>> START
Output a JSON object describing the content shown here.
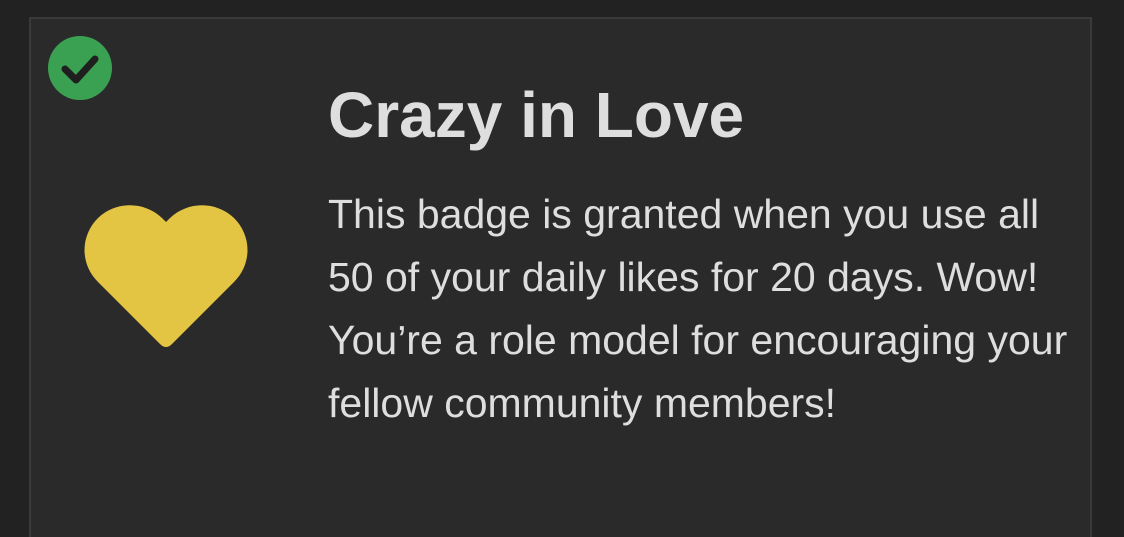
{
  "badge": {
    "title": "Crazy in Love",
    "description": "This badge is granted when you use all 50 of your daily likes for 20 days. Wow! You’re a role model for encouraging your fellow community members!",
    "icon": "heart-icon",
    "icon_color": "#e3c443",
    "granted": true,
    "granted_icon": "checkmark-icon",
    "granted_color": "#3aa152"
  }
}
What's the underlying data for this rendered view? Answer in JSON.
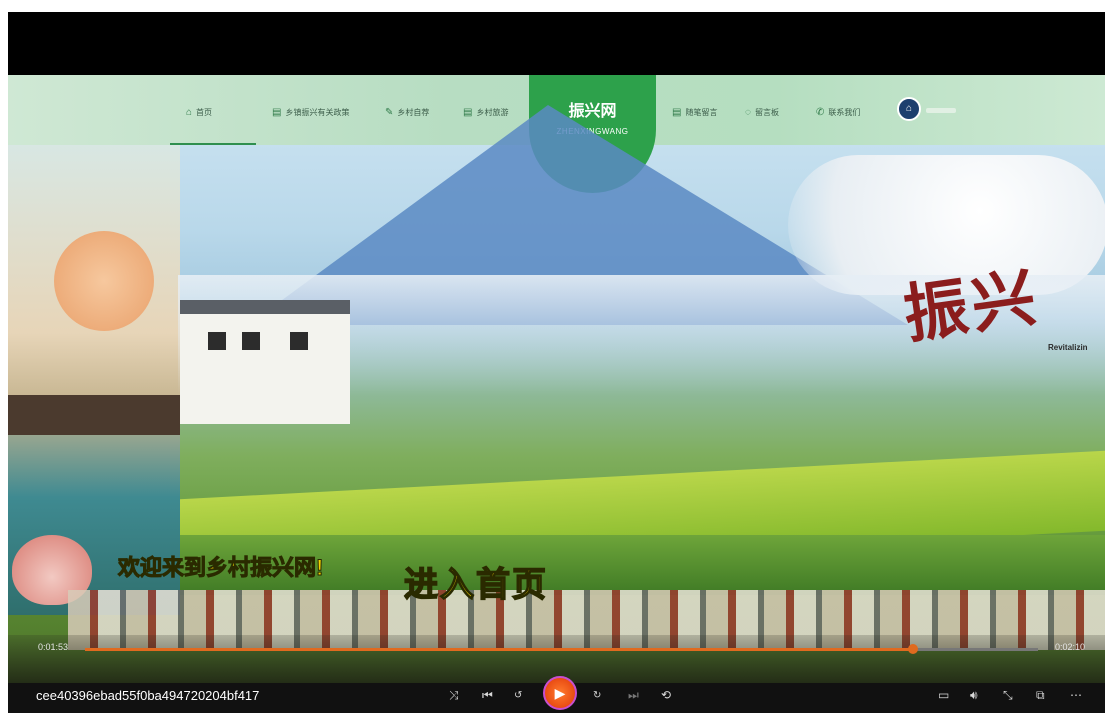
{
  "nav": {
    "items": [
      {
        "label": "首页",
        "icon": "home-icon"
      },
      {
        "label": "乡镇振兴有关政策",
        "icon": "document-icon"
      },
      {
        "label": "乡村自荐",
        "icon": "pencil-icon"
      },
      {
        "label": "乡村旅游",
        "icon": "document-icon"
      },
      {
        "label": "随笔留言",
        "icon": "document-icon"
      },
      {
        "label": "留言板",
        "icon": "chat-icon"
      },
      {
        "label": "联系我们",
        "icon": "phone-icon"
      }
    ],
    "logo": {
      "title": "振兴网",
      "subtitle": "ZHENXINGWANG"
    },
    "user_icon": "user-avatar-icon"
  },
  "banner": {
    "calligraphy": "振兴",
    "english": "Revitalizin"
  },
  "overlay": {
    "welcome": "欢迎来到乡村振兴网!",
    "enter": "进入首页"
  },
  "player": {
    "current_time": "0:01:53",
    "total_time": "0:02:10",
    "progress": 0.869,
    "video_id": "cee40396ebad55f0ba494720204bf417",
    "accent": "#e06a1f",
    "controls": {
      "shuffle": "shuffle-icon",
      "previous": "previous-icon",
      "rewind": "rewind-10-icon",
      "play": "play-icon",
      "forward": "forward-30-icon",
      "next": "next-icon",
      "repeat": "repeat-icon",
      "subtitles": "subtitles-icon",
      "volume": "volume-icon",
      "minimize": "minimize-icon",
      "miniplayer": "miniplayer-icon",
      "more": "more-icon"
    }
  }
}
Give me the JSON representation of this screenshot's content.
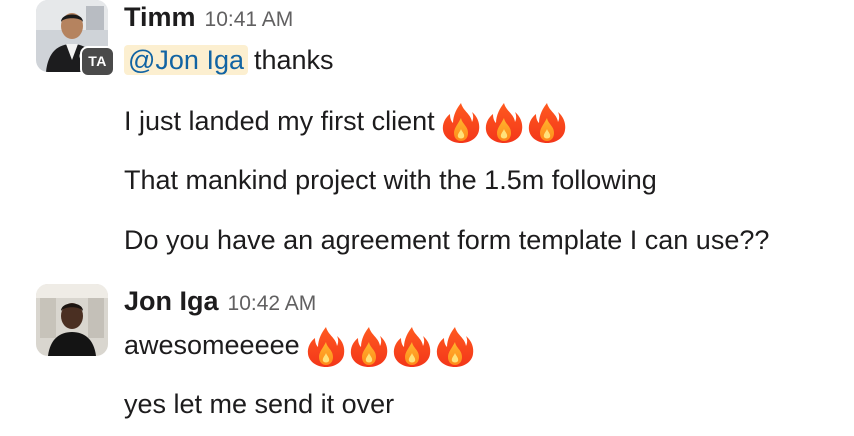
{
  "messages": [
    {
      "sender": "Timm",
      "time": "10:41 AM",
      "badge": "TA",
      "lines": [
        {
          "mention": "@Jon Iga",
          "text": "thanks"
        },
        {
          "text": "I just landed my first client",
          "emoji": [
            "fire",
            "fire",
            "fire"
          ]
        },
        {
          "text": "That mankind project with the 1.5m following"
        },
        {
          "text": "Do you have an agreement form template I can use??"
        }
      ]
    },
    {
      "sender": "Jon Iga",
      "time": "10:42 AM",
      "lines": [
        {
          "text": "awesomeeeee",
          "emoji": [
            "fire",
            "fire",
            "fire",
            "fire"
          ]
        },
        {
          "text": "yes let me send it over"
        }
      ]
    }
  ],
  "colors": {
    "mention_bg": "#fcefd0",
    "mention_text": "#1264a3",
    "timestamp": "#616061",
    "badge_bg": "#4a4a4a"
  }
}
>> END
-- What is asked --
Pictures are to be left out; the records above must be repeated word for word.

-- Exercise response --
Output a JSON object describing the content shown here.
{
  "badge": {
    "title": "Crazy in Love",
    "description": "This badge is granted when you use all 50 of your daily likes for 20 days. Wow! You’re a role model for encouraging your fellow community members!",
    "icon": "heart-icon",
    "icon_color": "#e3c443",
    "granted": true,
    "granted_icon": "checkmark-icon",
    "granted_color": "#3aa152"
  }
}
What's the underlying data for this rendered view? Answer in JSON.
{
  "nav": {
    "items": [
      {
        "label": "首页",
        "icon": "home-icon"
      },
      {
        "label": "乡镇振兴有关政策",
        "icon": "document-icon"
      },
      {
        "label": "乡村自荐",
        "icon": "pencil-icon"
      },
      {
        "label": "乡村旅游",
        "icon": "document-icon"
      },
      {
        "label": "随笔留言",
        "icon": "document-icon"
      },
      {
        "label": "留言板",
        "icon": "chat-icon"
      },
      {
        "label": "联系我们",
        "icon": "phone-icon"
      }
    ],
    "logo": {
      "title": "振兴网",
      "subtitle": "ZHENXINGWANG"
    },
    "user_icon": "user-avatar-icon"
  },
  "banner": {
    "calligraphy": "振兴",
    "english": "Revitalizin"
  },
  "overlay": {
    "welcome": "欢迎来到乡村振兴网!",
    "enter": "进入首页"
  },
  "player": {
    "current_time": "0:01:53",
    "total_time": "0:02:10",
    "progress": 0.869,
    "video_id": "cee40396ebad55f0ba494720204bf417",
    "accent": "#e06a1f",
    "controls": {
      "shuffle": "shuffle-icon",
      "previous": "previous-icon",
      "rewind": "rewind-10-icon",
      "play": "play-icon",
      "forward": "forward-30-icon",
      "next": "next-icon",
      "repeat": "repeat-icon",
      "subtitles": "subtitles-icon",
      "volume": "volume-icon",
      "minimize": "minimize-icon",
      "miniplayer": "miniplayer-icon",
      "more": "more-icon"
    }
  }
}
Give me the JSON representation of this screenshot's content.
{
  "messages": [
    {
      "sender": "Timm",
      "time": "10:41 AM",
      "badge": "TA",
      "lines": [
        {
          "mention": "@Jon Iga",
          "text": "thanks"
        },
        {
          "text": "I just landed my first client",
          "emoji": [
            "fire",
            "fire",
            "fire"
          ]
        },
        {
          "text": "That mankind project with the 1.5m following"
        },
        {
          "text": "Do you have an agreement form template I can use??"
        }
      ]
    },
    {
      "sender": "Jon Iga",
      "time": "10:42 AM",
      "lines": [
        {
          "text": "awesomeeeee",
          "emoji": [
            "fire",
            "fire",
            "fire",
            "fire"
          ]
        },
        {
          "text": "yes let me send it over"
        }
      ]
    }
  ],
  "colors": {
    "mention_bg": "#fcefd0",
    "mention_text": "#1264a3",
    "timestamp": "#616061",
    "badge_bg": "#4a4a4a"
  }
}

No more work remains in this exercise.